▶ [Objective]:
Reproduce verbatim the lines of the records starting at the line containing "177, 37, 179]" and ending at the line containing "361, 97, 368]", including both of those lines.

▶ [Data listing]:
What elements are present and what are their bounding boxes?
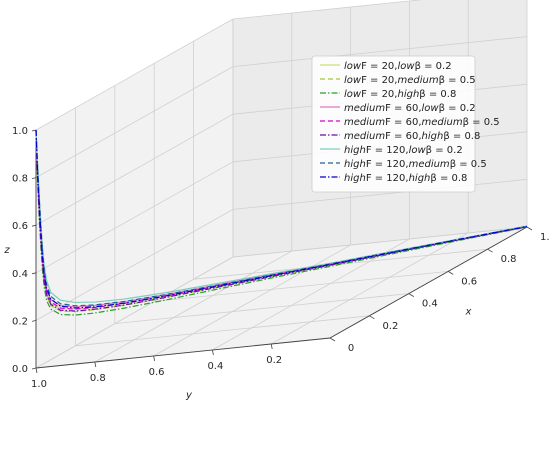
z-tick-mark	[31, 177, 37, 179]
legend-entry-label: lowF = 20,highβ = 0.8	[344, 89, 456, 100]
axes-panes	[36, 0, 527, 368]
legend: lowF = 20,lowβ = 0.2 lowF = 20,mediumβ = …	[311, 55, 500, 193]
y-tick-label: 1.0	[31, 379, 47, 390]
y-tick-label: 0.4	[207, 361, 223, 372]
back-grid-line	[35, 113, 234, 226]
legend-entry-label: highF = 120,lowβ = 0.2	[344, 145, 463, 156]
axis-labels: y x z	[3, 245, 471, 401]
z-tick-label: 0.0	[12, 364, 28, 375]
z-axis-label: z	[3, 245, 10, 256]
back-grid-line	[35, 66, 234, 178]
x-tick-mark	[447, 271, 454, 275]
z-tick-mark	[31, 224, 37, 227]
x-tick-label: 0.4	[422, 299, 438, 310]
x-tick-mark	[526, 226, 533, 231]
z-tick-mark	[31, 272, 37, 275]
legend-entry-label: mediumF = 60,highβ = 0.8	[344, 131, 480, 142]
legend-entry-label: highF = 120,highβ = 0.8	[344, 173, 467, 184]
z-tick-mark	[31, 320, 37, 322]
x-tick-label: 0.2	[382, 321, 398, 332]
legend-entry-label: lowF = 20,lowβ = 0.2	[344, 61, 452, 72]
y-tick-label: 0.6	[149, 367, 165, 378]
z-tick-label: 0.8	[12, 174, 28, 185]
floor-grid-line	[154, 271, 449, 302]
legend-entry-label: lowF = 20,mediumβ = 0.5	[344, 75, 476, 86]
legend-entry-label: highF = 120,mediumβ = 0.5	[344, 159, 487, 170]
z-tick-label: 1.0	[12, 126, 28, 137]
x-axis-line	[329, 226, 528, 339]
x-tick-label: 0.6	[461, 276, 477, 287]
z-tick-mark	[31, 129, 37, 132]
floor-grid-line	[212, 238, 410, 351]
y-tick-mark	[35, 367, 38, 374]
x-tick-label: 0	[348, 343, 354, 354]
axis-lines	[35, 130, 528, 369]
series-line-9	[35, 129, 528, 309]
side-grid-line	[232, 36, 528, 67]
back-grid-line	[35, 161, 234, 274]
x-tick-label: 0.8	[501, 254, 517, 265]
floor-grid-line	[94, 250, 292, 363]
floor-pane	[36, 227, 527, 368]
x-tick-mark	[369, 315, 375, 320]
y-tick-mark	[94, 361, 97, 368]
floor-grid-line	[232, 226, 528, 258]
series-lines	[35, 129, 528, 316]
y-axis-line	[35, 337, 331, 369]
y-tick-mark	[270, 343, 273, 350]
series-line-8	[35, 129, 528, 307]
z-tick-label: 0.2	[12, 316, 28, 327]
z-tick-label: 0.6	[12, 221, 28, 232]
legend-entry-label: mediumF = 60,mediumβ = 0.5	[344, 117, 500, 128]
left-back-pane	[36, 19, 233, 368]
y-tick-label: 0.8	[90, 373, 106, 384]
x-tick-mark	[487, 248, 493, 253]
x-tick-mark	[329, 337, 336, 342]
floor-grid-line	[75, 315, 370, 347]
y-tick-label: 0.2	[266, 355, 282, 366]
back-grid-line	[35, 18, 234, 131]
side-grid-line	[232, 0, 424, 20]
y-tick-mark	[212, 349, 214, 356]
y-axis-label: y	[185, 390, 193, 401]
floor-grid-line	[153, 244, 351, 357]
z-tick-mark	[31, 367, 37, 370]
floor-grid-line	[35, 256, 234, 369]
floor-grid-line	[114, 293, 409, 324]
x-tick-label: 1.0	[540, 232, 550, 243]
tick-labels: 1.00.80.60.40.200.20.40.60.81.00.00.20.4…	[12, 126, 550, 390]
legend-entry-label: mediumF = 60,lowβ = 0.2	[344, 103, 476, 114]
y-tick-mark	[153, 355, 155, 362]
legend-box	[311, 55, 476, 193]
z-tick-label: 0.4	[12, 269, 28, 280]
x-axis-label: x	[465, 307, 472, 318]
side-grid-line	[232, 179, 528, 210]
x-tick-mark	[408, 293, 415, 297]
floor-grid-line	[271, 232, 469, 345]
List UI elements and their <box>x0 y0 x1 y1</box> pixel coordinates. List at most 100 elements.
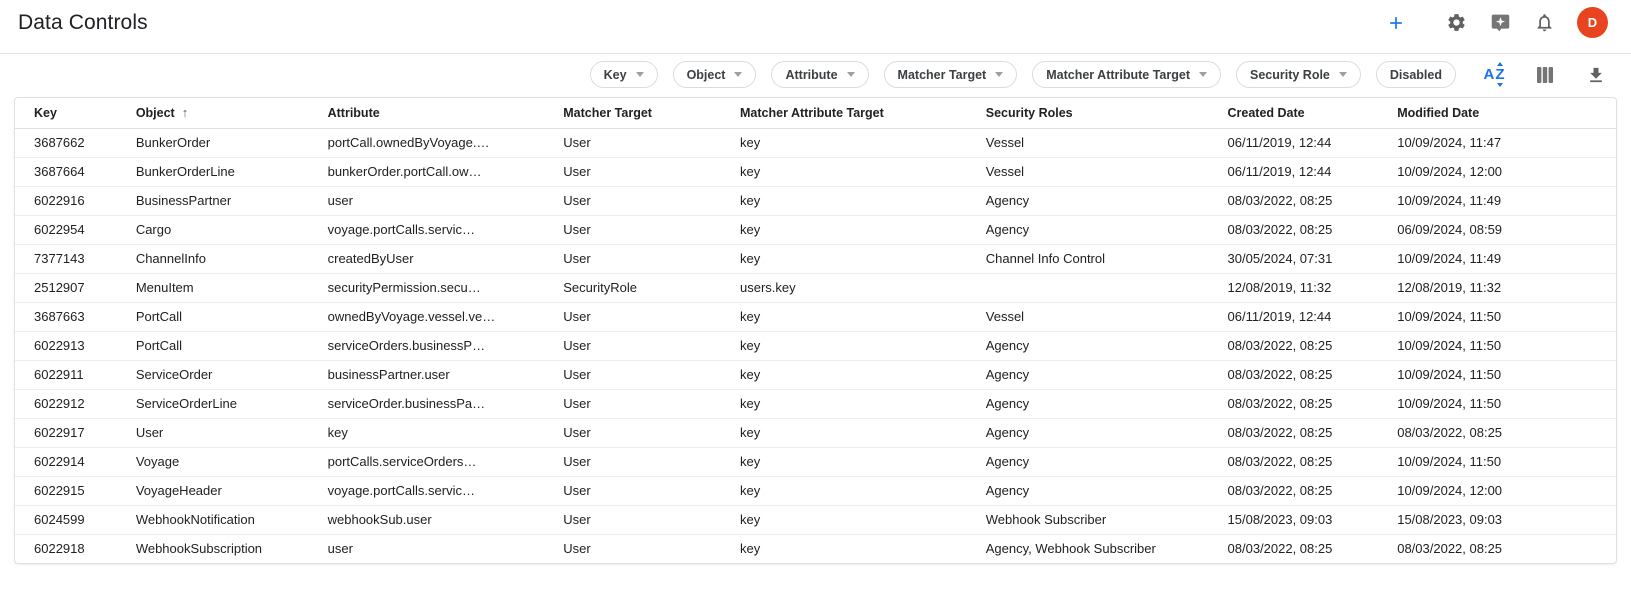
cell-security-roles: Vessel <box>985 135 1025 150</box>
cell-created-date: 08/03/2022, 08:25 <box>1208 446 1379 476</box>
table-row[interactable]: 7377143 ChannelInfo createdByUser User key Ch… <box>15 243 1616 273</box>
column-header-attribute[interactable]: Attribute <box>308 98 545 129</box>
cell-object: ChannelInfo <box>116 243 309 273</box>
table-row[interactable]: 6022954 Cargo voyage.portCalls.servic… User… <box>15 214 1616 244</box>
cell-matcher-attribute-target: key <box>721 359 967 389</box>
cell-attribute: voyage.portCalls.servic… <box>308 475 545 505</box>
filter-chip-key[interactable]: Key <box>589 61 658 88</box>
table-row[interactable]: 6022914 Voyage portCalls.serviceOrders… Use… <box>15 446 1616 476</box>
filter-chip-object[interactable]: Object <box>672 61 757 88</box>
cell-matcher-attribute-target: key <box>721 446 967 476</box>
add-button[interactable] <box>1385 12 1407 34</box>
column-header-matcher-target[interactable]: Matcher Target <box>544 98 722 129</box>
cell-attribute: key <box>308 417 545 447</box>
sort-ascending-icon: ↑ <box>181 105 189 121</box>
cell-object: Voyage <box>116 446 309 476</box>
cell-matcher-attribute-target: key <box>721 185 967 215</box>
cell-matcher-attribute-target: key <box>721 301 967 331</box>
cell-object: BusinessPartner <box>116 185 309 215</box>
table-row[interactable]: 6022913 PortCall serviceOrders.businessP… U… <box>15 330 1616 360</box>
bell-icon <box>1534 12 1555 33</box>
table-row[interactable]: 6022917 User key User key Agency 08/03/2022, 0… <box>15 417 1616 447</box>
table-row[interactable]: 6022912 ServiceOrderLine serviceOrder.busi… <box>15 388 1616 418</box>
cell-attribute: ownedByVoyage.vessel.ve… <box>308 301 545 331</box>
table-row[interactable]: 2512907 MenuItem securityPermission.secu… S… <box>15 272 1616 302</box>
filter-chip-attribute[interactable]: Attribute <box>771 61 869 88</box>
filter-chip-matcher-target[interactable]: Matcher Target <box>883 61 1018 88</box>
cell-security-roles: Vessel <box>966 156 1209 186</box>
cell-key: 6022914 <box>15 446 117 476</box>
table-row[interactable]: 6022918 WebhookSubscription user User key Age… <box>15 533 1616 563</box>
cell-matcher-target: User <box>544 214 722 244</box>
page-title: Data Controls <box>18 10 148 34</box>
data-controls-card: Key Object ↑ Attribute Matcher Target Matcher… <box>14 97 1617 564</box>
column-header-security-roles[interactable]: Security Roles <box>966 98 1209 129</box>
cell-object: WebhookNotification <box>116 504 309 534</box>
filter-chip-disabled[interactable]: Disabled <box>1375 61 1456 88</box>
filter-chip-label: Matcher Attribute Target <box>1046 67 1190 82</box>
table-row[interactable]: 3687663 PortCall ownedByVoyage.vessel.ve… U… <box>15 301 1616 331</box>
cell-attribute: webhookSub.user <box>308 504 545 534</box>
cell-modified-date: 10/09/2024, 11:47 <box>1397 135 1502 150</box>
column-header-label: Matcher Target <box>563 105 652 120</box>
table-row[interactable]: 6024599 WebhookNotification webhookSub.use… <box>15 504 1616 534</box>
column-header-label: Security Roles <box>985 105 1073 120</box>
avatar-initial: D <box>1587 15 1598 30</box>
column-header-label: Key <box>34 105 57 120</box>
updates-button[interactable] <box>1489 12 1511 34</box>
cell-object: User <box>116 417 309 447</box>
cell-key: 6022916 <box>15 185 117 215</box>
avatar[interactable]: D <box>1577 7 1608 38</box>
notifications-button[interactable] <box>1533 12 1555 34</box>
cell-modified-date: 08/03/2022, 08:25 <box>1378 417 1616 447</box>
cell-created-date: 12/08/2019, 11:32 <box>1208 272 1379 302</box>
filter-chips: Key Object Attribute Matcher Target Matcher … <box>589 61 1456 88</box>
chevron-down-icon <box>734 72 743 77</box>
column-settings-button[interactable] <box>1534 64 1556 86</box>
table-row[interactable]: 6022915 VoyageHeader voyage.portCalls.serv… <box>15 475 1616 505</box>
filter-chip-matcher-attribute-target[interactable]: Matcher Attribute Target <box>1032 61 1221 88</box>
column-header-modified-date[interactable]: Modified Date <box>1378 98 1616 129</box>
filter-chip-security-role[interactable]: Security Role <box>1236 61 1361 88</box>
cell-modified-date: 12/08/2019, 11:32 <box>1378 272 1616 302</box>
cell-key: 6024599 <box>15 504 117 534</box>
column-header-object[interactable]: Object ↑ <box>116 98 309 129</box>
table-row[interactable]: 6022916 BusinessPartner user User key Agency 0… <box>15 185 1616 215</box>
cell-security-roles: Agency <box>966 214 1209 244</box>
cell-object: MenuItem <box>116 272 309 302</box>
cell-created-date: 08/03/2022, 08:25 <box>1208 475 1379 505</box>
download-button[interactable] <box>1585 64 1607 86</box>
column-header-key[interactable]: Key <box>15 98 117 129</box>
cell-attribute: securityPermission.secu… <box>308 272 545 302</box>
cell-modified-date: 10/09/2024, 12:00 <box>1378 156 1616 186</box>
sparkle-badge-icon <box>1490 12 1511 33</box>
plus-icon <box>1386 13 1406 33</box>
cell-modified-date: 10/09/2024, 11:50 <box>1378 301 1616 331</box>
settings-button[interactable] <box>1445 12 1467 34</box>
cell-key: 3687663 <box>15 301 117 331</box>
cell-object: BunkerOrder <box>135 135 211 150</box>
cell-security-roles: Agency <box>966 446 1209 476</box>
cell-key: 6022917 <box>15 417 117 447</box>
table-row[interactable]: 3687662 BunkerOrder portCall.ownedByVoyage… <box>15 128 1616 157</box>
cell-matcher-target: User <box>544 359 722 389</box>
table-row[interactable]: 6022911 ServiceOrder businessPartner.user U… <box>15 359 1616 389</box>
cell-object: VoyageHeader <box>116 475 309 505</box>
cell-matcher-target: User <box>544 185 722 215</box>
cell-matcher-attribute-target: key <box>721 243 967 273</box>
cell-matcher-attribute-target: key <box>721 475 967 505</box>
cell-security-roles: Channel Info Control <box>966 243 1209 273</box>
column-header-matcher-attribute-target[interactable]: Matcher Attribute Target <box>721 98 967 129</box>
cell-key: 2512907 <box>15 272 117 302</box>
cell-key: 3687664 <box>15 156 117 186</box>
table-row[interactable]: 3687664 BunkerOrderLine bunkerOrder.portCa… <box>15 156 1616 186</box>
chevron-down-icon <box>1338 72 1347 77</box>
chevron-down-icon <box>635 72 644 77</box>
cell-matcher-target: User <box>544 330 722 360</box>
cell-attribute: serviceOrder.businessPa… <box>308 388 545 418</box>
cell-matcher-target: User <box>544 417 722 447</box>
cell-security-roles: Agency <box>966 388 1209 418</box>
cell-matcher-attribute-target: key <box>721 504 967 534</box>
column-header-created-date[interactable]: Created Date <box>1208 98 1379 129</box>
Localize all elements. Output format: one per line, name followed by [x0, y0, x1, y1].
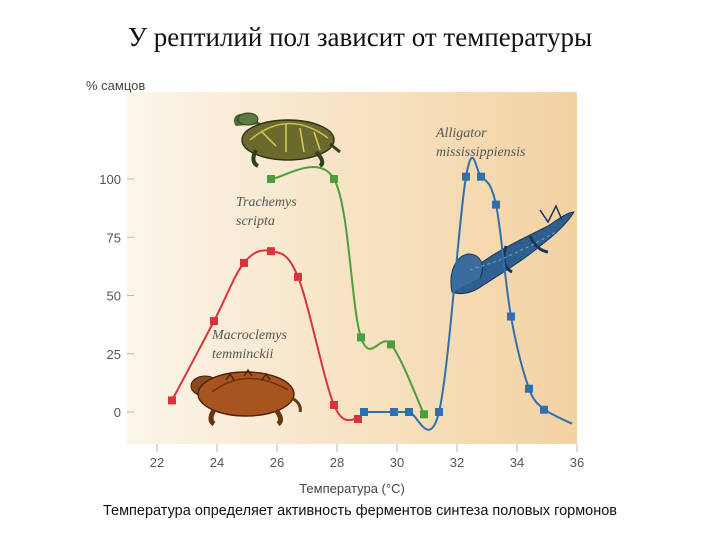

▶ [Completed exercise]:
z-tick-mark	[31, 177, 37, 179]
legend-entry-label: lowF = 20,highβ = 0.8	[344, 89, 456, 100]
axes-panes	[36, 0, 527, 368]
legend: lowF = 20,lowβ = 0.2 lowF = 20,mediumβ = …	[311, 55, 500, 193]
y-tick-label: 1.0	[31, 379, 47, 390]
y-tick-label: 0.4	[207, 361, 223, 372]
back-grid-line	[35, 113, 234, 226]
legend-entry-label: highF = 120,lowβ = 0.2	[344, 145, 463, 156]
axis-labels: y x z	[3, 245, 471, 401]
z-tick-label: 0.0	[12, 364, 28, 375]
z-axis-label: z	[3, 245, 10, 256]
back-grid-line	[35, 66, 234, 178]
x-tick-mark	[447, 271, 454, 275]
z-tick-mark	[31, 224, 37, 227]
x-tick-label: 0.4	[422, 299, 438, 310]
x-tick-mark	[526, 226, 533, 231]
z-tick-mark	[31, 272, 37, 275]
legend-entry-label: mediumF = 60,highβ = 0.8	[344, 131, 480, 142]
legend-entry-label: highF = 120,highβ = 0.8	[344, 173, 467, 184]
z-tick-mark	[31, 320, 37, 322]
x-tick-label: 0.2	[382, 321, 398, 332]
legend-entry-label: lowF = 20,lowβ = 0.2	[344, 61, 452, 72]
y-tick-label: 0.6	[149, 367, 165, 378]
z-tick-label: 0.8	[12, 174, 28, 185]
floor-grid-line	[154, 271, 449, 302]
legend-entry-label: lowF = 20,mediumβ = 0.5	[344, 75, 476, 86]
legend-entry-label: highF = 120,mediumβ = 0.5	[344, 159, 487, 170]
z-tick-label: 1.0	[12, 126, 28, 137]
x-axis-line	[329, 226, 528, 339]
x-tick-label: 0.6	[461, 276, 477, 287]
z-tick-mark	[31, 129, 37, 132]
floor-grid-line	[212, 238, 410, 351]
y-tick-mark	[35, 367, 38, 374]
x-tick-label: 0	[348, 343, 354, 354]
axis-lines	[35, 130, 528, 369]
series-line-9	[35, 129, 528, 309]
side-grid-line	[232, 36, 528, 67]
back-grid-line	[35, 161, 234, 274]
x-tick-label: 0.8	[501, 254, 517, 265]
floor-grid-line	[94, 250, 292, 363]
floor-pane	[36, 227, 527, 368]
x-tick-mark	[369, 315, 375, 320]
y-tick-mark	[94, 361, 97, 368]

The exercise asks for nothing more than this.